— start —
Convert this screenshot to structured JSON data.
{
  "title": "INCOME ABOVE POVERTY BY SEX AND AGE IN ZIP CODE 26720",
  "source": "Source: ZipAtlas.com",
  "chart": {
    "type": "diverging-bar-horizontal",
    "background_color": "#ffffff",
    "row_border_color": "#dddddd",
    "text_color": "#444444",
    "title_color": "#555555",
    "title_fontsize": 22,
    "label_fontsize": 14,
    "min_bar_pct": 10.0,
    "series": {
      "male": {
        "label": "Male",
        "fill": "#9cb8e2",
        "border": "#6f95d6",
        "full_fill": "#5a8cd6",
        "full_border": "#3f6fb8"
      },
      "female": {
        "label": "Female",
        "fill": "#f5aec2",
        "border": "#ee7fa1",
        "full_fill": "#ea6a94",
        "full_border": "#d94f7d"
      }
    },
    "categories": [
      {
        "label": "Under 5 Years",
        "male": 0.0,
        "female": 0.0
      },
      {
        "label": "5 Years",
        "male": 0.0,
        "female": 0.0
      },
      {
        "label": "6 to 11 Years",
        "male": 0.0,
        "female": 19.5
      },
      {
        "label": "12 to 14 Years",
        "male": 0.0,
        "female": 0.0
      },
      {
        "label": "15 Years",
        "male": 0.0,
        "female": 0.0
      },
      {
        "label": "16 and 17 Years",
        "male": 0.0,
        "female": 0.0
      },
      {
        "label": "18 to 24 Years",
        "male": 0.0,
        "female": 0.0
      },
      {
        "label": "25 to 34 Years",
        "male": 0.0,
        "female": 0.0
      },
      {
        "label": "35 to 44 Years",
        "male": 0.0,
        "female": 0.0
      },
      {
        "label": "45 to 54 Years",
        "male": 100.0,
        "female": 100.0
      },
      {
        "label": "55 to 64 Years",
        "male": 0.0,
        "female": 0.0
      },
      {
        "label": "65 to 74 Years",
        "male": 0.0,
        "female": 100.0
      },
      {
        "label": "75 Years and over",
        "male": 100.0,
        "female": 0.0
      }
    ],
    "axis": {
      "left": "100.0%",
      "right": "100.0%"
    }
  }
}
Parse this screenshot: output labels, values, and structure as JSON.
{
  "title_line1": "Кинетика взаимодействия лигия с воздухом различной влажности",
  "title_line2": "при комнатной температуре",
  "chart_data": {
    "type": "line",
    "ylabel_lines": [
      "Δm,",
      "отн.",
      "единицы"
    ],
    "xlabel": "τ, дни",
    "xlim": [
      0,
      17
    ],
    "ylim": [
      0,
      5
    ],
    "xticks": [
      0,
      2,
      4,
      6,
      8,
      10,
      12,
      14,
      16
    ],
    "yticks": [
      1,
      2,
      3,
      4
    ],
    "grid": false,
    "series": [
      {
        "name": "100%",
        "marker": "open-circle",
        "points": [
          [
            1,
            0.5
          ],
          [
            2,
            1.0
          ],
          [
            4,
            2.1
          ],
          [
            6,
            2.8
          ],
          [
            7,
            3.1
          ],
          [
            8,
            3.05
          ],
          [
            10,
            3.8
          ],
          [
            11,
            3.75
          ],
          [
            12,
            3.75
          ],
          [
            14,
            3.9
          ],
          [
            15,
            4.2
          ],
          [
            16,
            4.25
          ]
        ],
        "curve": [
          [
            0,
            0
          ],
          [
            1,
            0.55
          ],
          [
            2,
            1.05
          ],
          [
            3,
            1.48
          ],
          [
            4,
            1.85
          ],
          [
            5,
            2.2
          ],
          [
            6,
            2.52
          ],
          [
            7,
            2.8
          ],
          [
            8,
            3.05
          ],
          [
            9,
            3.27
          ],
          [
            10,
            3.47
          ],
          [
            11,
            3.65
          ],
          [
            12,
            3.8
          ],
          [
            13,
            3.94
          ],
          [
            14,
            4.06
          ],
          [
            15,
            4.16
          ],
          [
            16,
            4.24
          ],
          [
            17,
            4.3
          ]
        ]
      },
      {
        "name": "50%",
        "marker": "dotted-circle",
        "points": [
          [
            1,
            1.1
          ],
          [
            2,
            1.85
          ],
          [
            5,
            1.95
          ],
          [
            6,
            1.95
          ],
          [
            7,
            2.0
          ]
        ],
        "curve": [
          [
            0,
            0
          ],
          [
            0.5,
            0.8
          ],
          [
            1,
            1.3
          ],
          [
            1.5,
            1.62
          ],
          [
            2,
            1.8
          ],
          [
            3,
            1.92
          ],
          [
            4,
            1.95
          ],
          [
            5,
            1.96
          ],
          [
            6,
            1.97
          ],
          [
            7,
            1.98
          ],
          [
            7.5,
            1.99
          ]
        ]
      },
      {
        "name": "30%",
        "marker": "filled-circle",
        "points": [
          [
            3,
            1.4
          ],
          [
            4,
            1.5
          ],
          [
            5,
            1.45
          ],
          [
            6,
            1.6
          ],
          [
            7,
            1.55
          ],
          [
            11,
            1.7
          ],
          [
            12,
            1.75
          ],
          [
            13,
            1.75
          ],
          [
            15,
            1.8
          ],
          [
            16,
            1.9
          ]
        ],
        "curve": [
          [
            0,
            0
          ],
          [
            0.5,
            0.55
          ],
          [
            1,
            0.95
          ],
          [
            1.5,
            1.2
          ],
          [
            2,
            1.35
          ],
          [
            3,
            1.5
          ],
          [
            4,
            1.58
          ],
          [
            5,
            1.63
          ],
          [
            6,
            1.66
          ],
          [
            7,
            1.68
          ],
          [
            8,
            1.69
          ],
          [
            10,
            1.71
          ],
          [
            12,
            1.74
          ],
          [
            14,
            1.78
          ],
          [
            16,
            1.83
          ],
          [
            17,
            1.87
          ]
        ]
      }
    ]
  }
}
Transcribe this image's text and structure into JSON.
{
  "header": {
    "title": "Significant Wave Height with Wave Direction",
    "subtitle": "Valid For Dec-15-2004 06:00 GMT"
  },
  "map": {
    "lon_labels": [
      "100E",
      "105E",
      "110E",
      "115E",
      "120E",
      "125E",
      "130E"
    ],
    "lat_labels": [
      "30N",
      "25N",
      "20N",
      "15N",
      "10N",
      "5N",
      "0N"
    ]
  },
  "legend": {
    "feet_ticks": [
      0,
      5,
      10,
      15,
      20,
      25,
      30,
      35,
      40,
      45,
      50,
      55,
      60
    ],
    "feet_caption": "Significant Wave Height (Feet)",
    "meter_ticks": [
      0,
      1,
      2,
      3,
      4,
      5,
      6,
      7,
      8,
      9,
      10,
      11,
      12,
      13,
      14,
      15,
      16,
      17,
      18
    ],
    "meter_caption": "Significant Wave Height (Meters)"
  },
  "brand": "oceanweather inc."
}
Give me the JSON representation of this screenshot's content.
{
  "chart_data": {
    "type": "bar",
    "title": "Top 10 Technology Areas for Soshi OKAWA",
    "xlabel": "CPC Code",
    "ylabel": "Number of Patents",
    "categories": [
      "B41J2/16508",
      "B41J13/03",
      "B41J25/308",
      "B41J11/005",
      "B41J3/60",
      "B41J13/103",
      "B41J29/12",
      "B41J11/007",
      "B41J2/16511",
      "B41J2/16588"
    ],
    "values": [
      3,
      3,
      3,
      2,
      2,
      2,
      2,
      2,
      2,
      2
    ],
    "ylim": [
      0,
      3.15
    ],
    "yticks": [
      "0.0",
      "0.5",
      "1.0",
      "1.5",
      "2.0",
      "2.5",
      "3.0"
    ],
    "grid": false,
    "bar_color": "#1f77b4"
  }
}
— end —
Problem to solve. Pick out the lines containing the string "Height".

Written solution.
    "title": "Significant Wave Height with Wave Direction",
    "feet_caption": "Significant Wave Height (Feet)",
    "meter_caption": "Significant Wave Height (Meters)"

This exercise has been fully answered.